- [EXCERPTED PASSAGE]
★ ★ ★ ★ ★ ★ ★

In this talk, we exemplify how STCMs can be used in mathematical oncology by modelling a theoretical cancer cell population comprising interacting growth factor producing and non-producing cells. Our results demonstrate that STCMs can capture SPP-generated population density dynamics, even when mean-field population models (MFPMs) fail to do so. From both MFPM and STCM equations, we derive treatment-induced cell death rates required to achieve non-growing cell populations. When testing these treatment strategies in SPP-generated cell populations, our results demonstrate that STCM-informed strategies match or outperform MFPM-informed strategies in terms of inhibiting population growth. We argue that STCMs provide a new framework in which to study cell-cell interactions and can be used to deepen the mathematical analysis of IBMs and thereby increase IBMs’ applicability in cancer research.

Mohit Kumar Jolly, IISc Bangalore, India

Title: Design principles of cell-state switching networks in cancers

Reversible switching among multiple cell-states (phenotypes) is a hallmark of cancer metastasis and therapy resistance – the two major unsolved clinical challenges in cancer. These switches are often orchestrated by underlying regulatory networks. While we understand the dynamics of simple network motifs, how do large networks lead to a limited number of cell-states, despite their complexity, remains largely elusive. Here, we investigate multiple different networks governing cell-state switching across cancer types and identified a latent design principles in their topology that limits their phenotypic repertoire – the presence of two “teams” of nodes engaging in a mutually inhibitory feedback loop, forming a toggle switch. These teams are specific to these networks and directly shape the phenotypic landscape and consequently the frequency and stability of terminal phenotypes vs. the intermediary ones. Our analysis reveals that network topology alone can contain information about phenotypic distributions it can lead to, thus obviating the need to simulate them. We unravel topological signatures that can drive canalization of cell-states in cancers.

★ ★ ★ ★ ★ ★ ★

- [PROVIDED MATERIAL]
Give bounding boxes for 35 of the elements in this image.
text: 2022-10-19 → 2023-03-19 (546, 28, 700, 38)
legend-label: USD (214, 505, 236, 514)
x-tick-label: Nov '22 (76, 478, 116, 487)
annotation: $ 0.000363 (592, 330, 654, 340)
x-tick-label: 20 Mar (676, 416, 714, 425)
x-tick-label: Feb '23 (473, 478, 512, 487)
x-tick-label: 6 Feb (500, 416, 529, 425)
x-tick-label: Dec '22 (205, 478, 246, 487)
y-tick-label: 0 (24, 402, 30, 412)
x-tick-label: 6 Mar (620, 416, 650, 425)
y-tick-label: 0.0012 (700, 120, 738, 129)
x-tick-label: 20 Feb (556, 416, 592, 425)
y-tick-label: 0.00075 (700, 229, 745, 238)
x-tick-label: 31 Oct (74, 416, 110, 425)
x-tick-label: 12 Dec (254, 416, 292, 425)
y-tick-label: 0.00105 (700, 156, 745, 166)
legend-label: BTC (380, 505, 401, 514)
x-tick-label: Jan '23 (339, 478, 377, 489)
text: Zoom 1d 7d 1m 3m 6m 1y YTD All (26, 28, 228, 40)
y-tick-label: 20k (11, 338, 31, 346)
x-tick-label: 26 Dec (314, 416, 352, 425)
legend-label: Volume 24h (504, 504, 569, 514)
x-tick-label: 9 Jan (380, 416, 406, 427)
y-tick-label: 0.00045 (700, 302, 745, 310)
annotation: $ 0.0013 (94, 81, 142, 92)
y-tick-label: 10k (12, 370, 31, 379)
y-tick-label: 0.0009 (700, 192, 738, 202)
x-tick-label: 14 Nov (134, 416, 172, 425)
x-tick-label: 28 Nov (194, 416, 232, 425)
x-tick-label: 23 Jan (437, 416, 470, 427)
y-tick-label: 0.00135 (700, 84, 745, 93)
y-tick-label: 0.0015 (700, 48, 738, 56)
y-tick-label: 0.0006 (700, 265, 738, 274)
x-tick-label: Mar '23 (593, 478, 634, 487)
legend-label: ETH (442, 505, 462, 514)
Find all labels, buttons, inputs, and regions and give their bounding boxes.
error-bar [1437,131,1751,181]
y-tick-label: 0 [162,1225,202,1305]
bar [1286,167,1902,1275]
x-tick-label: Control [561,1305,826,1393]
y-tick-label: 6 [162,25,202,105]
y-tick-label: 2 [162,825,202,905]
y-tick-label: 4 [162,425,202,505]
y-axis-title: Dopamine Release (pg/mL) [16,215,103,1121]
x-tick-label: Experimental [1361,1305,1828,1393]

★ ★ ★ ★ ★ ★ ★

- [DIRECTIONS]
a) Answer the following from the talk abstracts, one line each:
(i) What kind of cancer cell population is modeled in the first abstract?
(ii) Which institution is listed with Mohit Kumar Jolly's name?
(iii) According to the second abstract, what two clinical challenges is reversible switching among cell-states a hallmark of?
b) Continue the talk abstracts from their last sentence onward.

- [RESPONSES FOR EACH TASK]
a)
(i) A theoretical cancer cell population comprising interacting growth factor producing and non-producing cells.
(ii) IISc Bangalore, India.
(iii) Cancer metastasis and therapy resistance.

b)
Peter Kim, University of Sydney, Australia

Tommaso Lorenzi, Politecnico di Torino, Italy

Title: Dissecting the impact of phenotypic heterogeneity on the growth of cell populations: a partial differential equation approach

In this talk, partial differential equation models for the growth of phenotypically heterogeneous cell populations will be considered. In these models, the phenotypic state of each cell is described by a structuring variable that captures intercellular variability in cell proliferation and migration rates. A formal derivation of such continuum models from corresponding individual-based models will be carried out, analytical and numerical results summarising the behaviour of the solutions to the model equations will be presented, and the insights generated by these results into the way proliferation-migration tradeoffs shape the phenotypic structuring of tumours will be discussed.

Angélique Stéphanou, University of Grenoble-Alps, France

Title: Investigation of the metabolic heterogeneity in tumour spheroids with a hybrid multi-scale model

We developed a hybrid multi-scale model to describe the growth of tumour spheroids as observed in vitro. The model specifically focuses on the description of the cell energy metabolism that involves the cooperative effects of oxidative phosphorylation and glycolysis. To that end, we used coupled ordinary differential equations for the cell metabolism that are solved for each cell of an agent based model. The diffusion of the two main nutrients, oxygen and glucose, are described with partial differential equations. The consumption rates of these substrates are modulated by the extracellular acidity in agreement with recent experimental observations. Our simulation results show that the cell metabolism is spatially and temporally heterogeneous in the growing spheroids. A whole landscape of metabolic attractors can be described where the Warburg effect, often described as a hallmark of cancer, appears as a transient state.